Written instruction:
Scan the data below for the string "equilibrium". Copy every line where it appears.

## BEGIN

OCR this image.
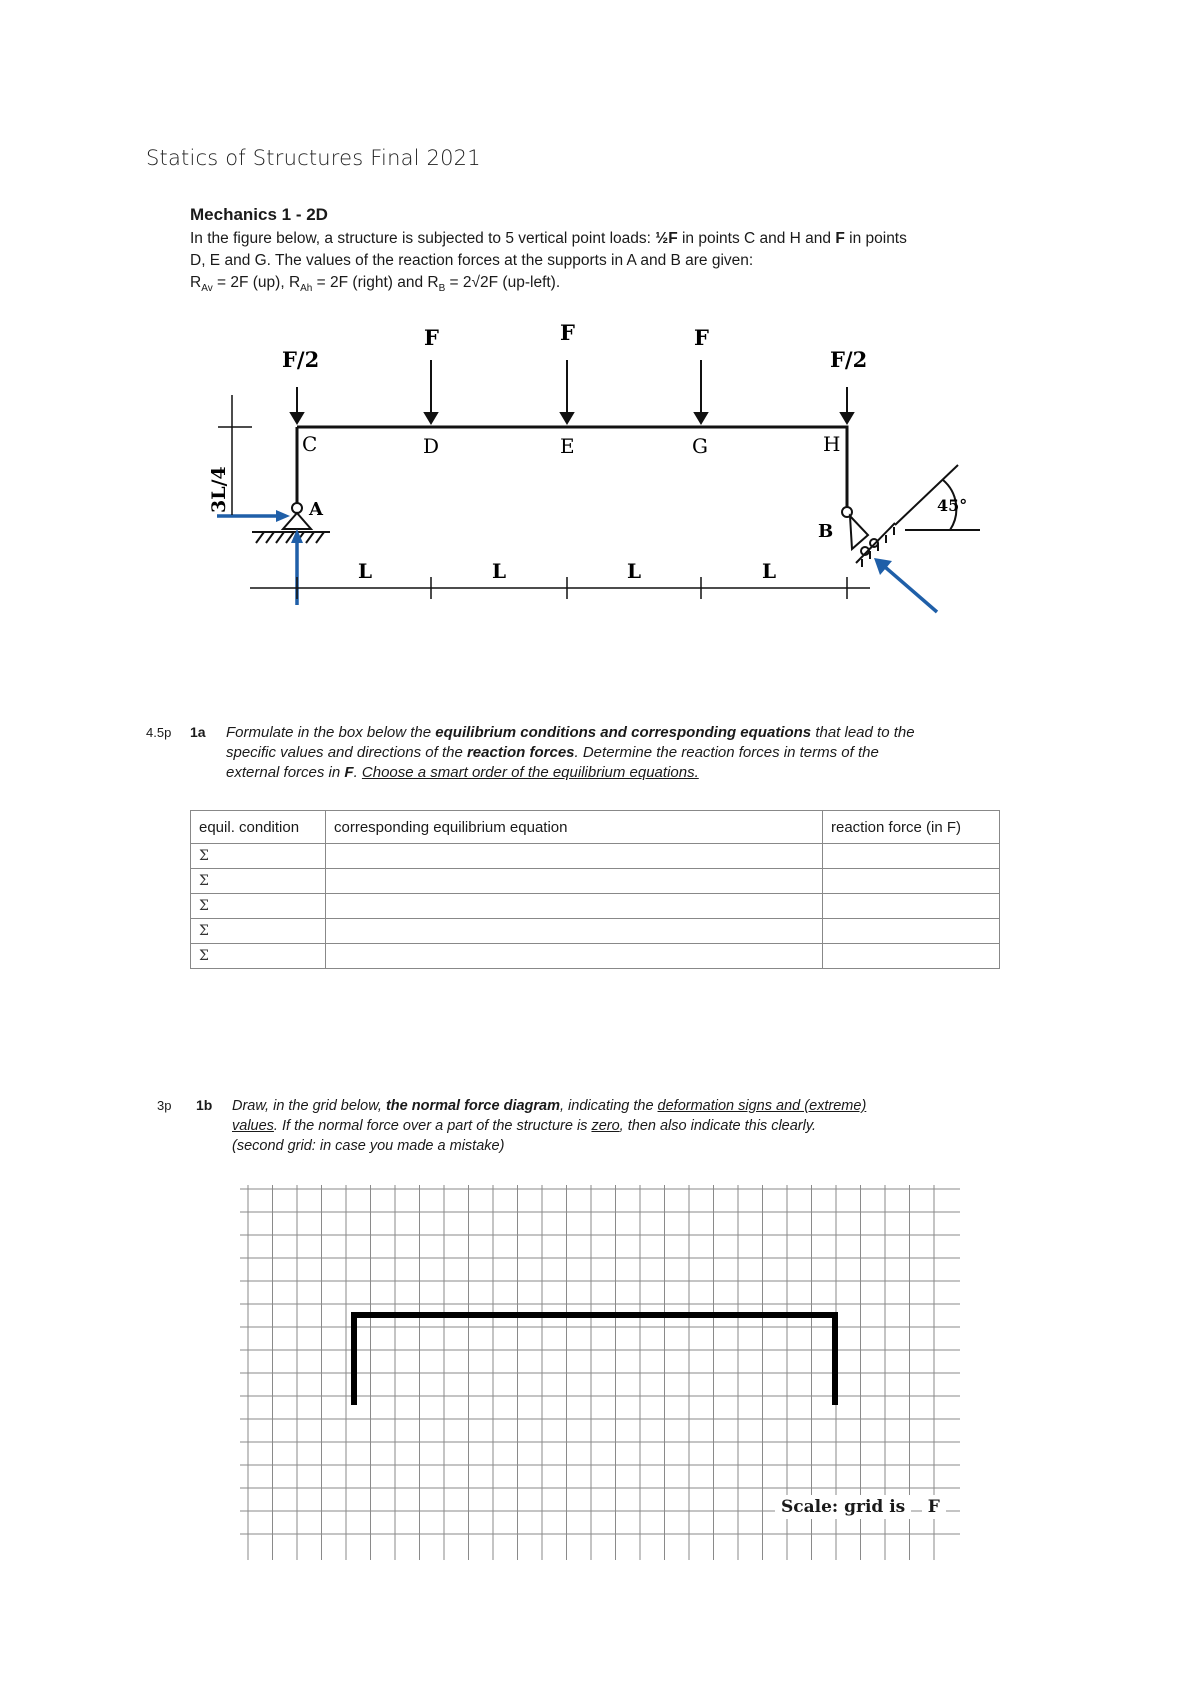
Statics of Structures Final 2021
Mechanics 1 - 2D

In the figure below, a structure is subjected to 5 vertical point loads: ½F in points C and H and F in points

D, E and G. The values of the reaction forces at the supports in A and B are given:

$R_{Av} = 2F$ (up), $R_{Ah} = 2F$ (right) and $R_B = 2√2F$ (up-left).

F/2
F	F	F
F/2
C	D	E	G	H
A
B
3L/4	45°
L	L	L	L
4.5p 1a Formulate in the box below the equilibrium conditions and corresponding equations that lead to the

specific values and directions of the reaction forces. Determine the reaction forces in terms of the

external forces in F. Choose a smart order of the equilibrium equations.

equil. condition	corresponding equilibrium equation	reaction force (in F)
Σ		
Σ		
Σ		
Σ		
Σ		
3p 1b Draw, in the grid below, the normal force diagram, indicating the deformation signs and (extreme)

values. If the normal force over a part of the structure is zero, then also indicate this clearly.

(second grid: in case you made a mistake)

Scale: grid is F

## END

Exercise result:
4.5p 1a Formulate in the box below the equilibrium conditions and corresponding equations that lead to the
external forces in F. Choose a smart order of the equilibrium equations.
equil. condition	corresponding equilibrium equation	reaction force (in F)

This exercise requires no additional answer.